Task brief
Format each line of the material below as a Markdown table with two columns, No. and Text, where No. gives the row number and blank lines are skipped. Leave the pictures out of the table.

═══ Records shown ═══

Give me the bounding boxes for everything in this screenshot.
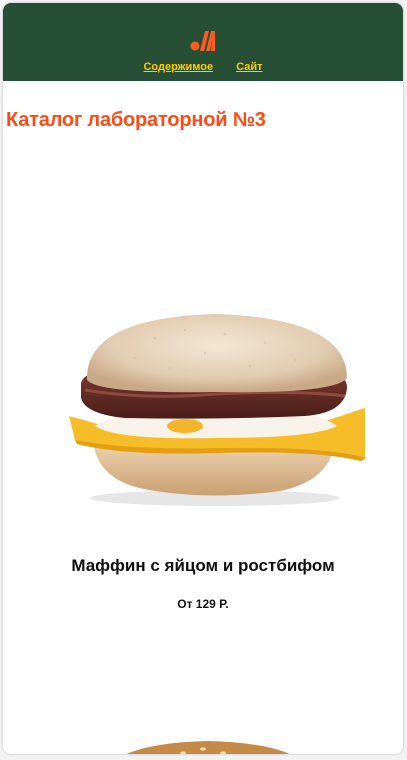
header-nav: Содержимое Сайт <box>3 61 403 73</box>
nav-link-contents[interactable]: Содержимое <box>143 61 213 73</box>
catalog-title: Каталог лабораторной №3 <box>6 109 266 131</box>
product-price: От 129 Р. <box>177 597 229 611</box>
product-name[interactable]: Маффин с яйцом и ростбифом <box>3 556 403 576</box>
muffin-egg-roastbeef-image[interactable] <box>65 308 365 508</box>
next-product-image[interactable] <box>103 731 313 754</box>
nav-link-site[interactable]: Сайт <box>236 61 262 73</box>
site-header: Содержимое Сайт <box>3 3 403 81</box>
golden-arches-logo-icon[interactable] <box>190 27 218 53</box>
page-frame: Содержимое Сайт Каталог лабораторной №3 <box>3 3 403 754</box>
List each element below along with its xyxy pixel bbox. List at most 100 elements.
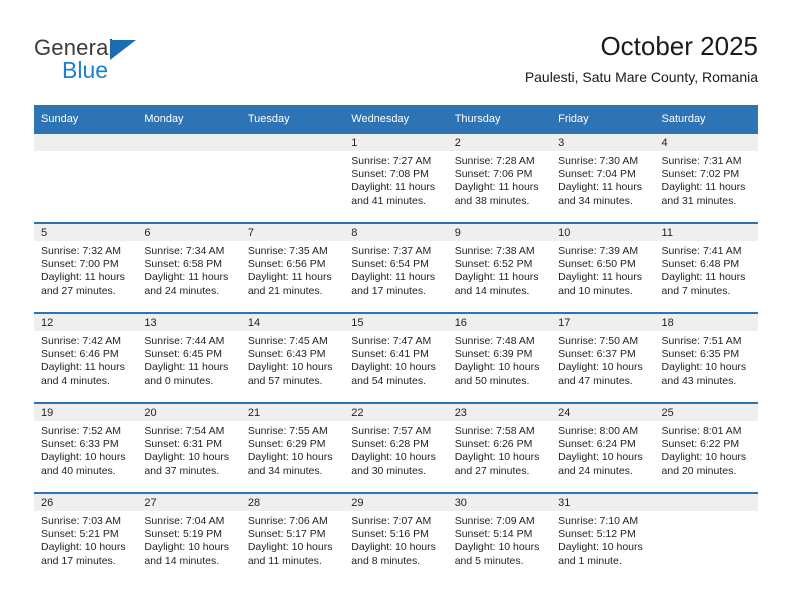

═══

The reply
| No. | Text |
|---|---|
| 1 | Give me the bounding boxes for everything in this screenshot. |
| 2 | header-nav: Содержимое Сайт <box>3 61 403 73</box> |
| 3 | nav-link-contents[interactable]: Содержимое <box>143 61 213 73</box> |
| 4 | catalog-title: Каталог лабораторной №3 <box>6 109 266 131</box> |
| 5 | product-price: От 129 Р. <box>177 597 229 611</box> |
| 6 | product-name[interactable]: Маффин с яйцом и ростбифом <box>3 556 403 576</box> |
| 7 | muffin-egg-roastbeef-image[interactable] <box>65 308 365 508</box> |
| 8 | next-product-image[interactable] <box>103 731 313 754</box> |
| 9 | nav-link-site[interactable]: Сайт <box>236 61 262 73</box> |
| 10 | site-header: Содержимое Сайт <box>3 3 403 81</box> |
| 11 | golden-arches-logo-icon[interactable] <box>190 27 218 53</box> |
| 12 | page-frame: Содержимое Сайт Каталог лабораторной №3 <box>3 3 403 754</box> |
| 13 | List each element below along with its xyxy pixel bbox. List at most 100 elements. |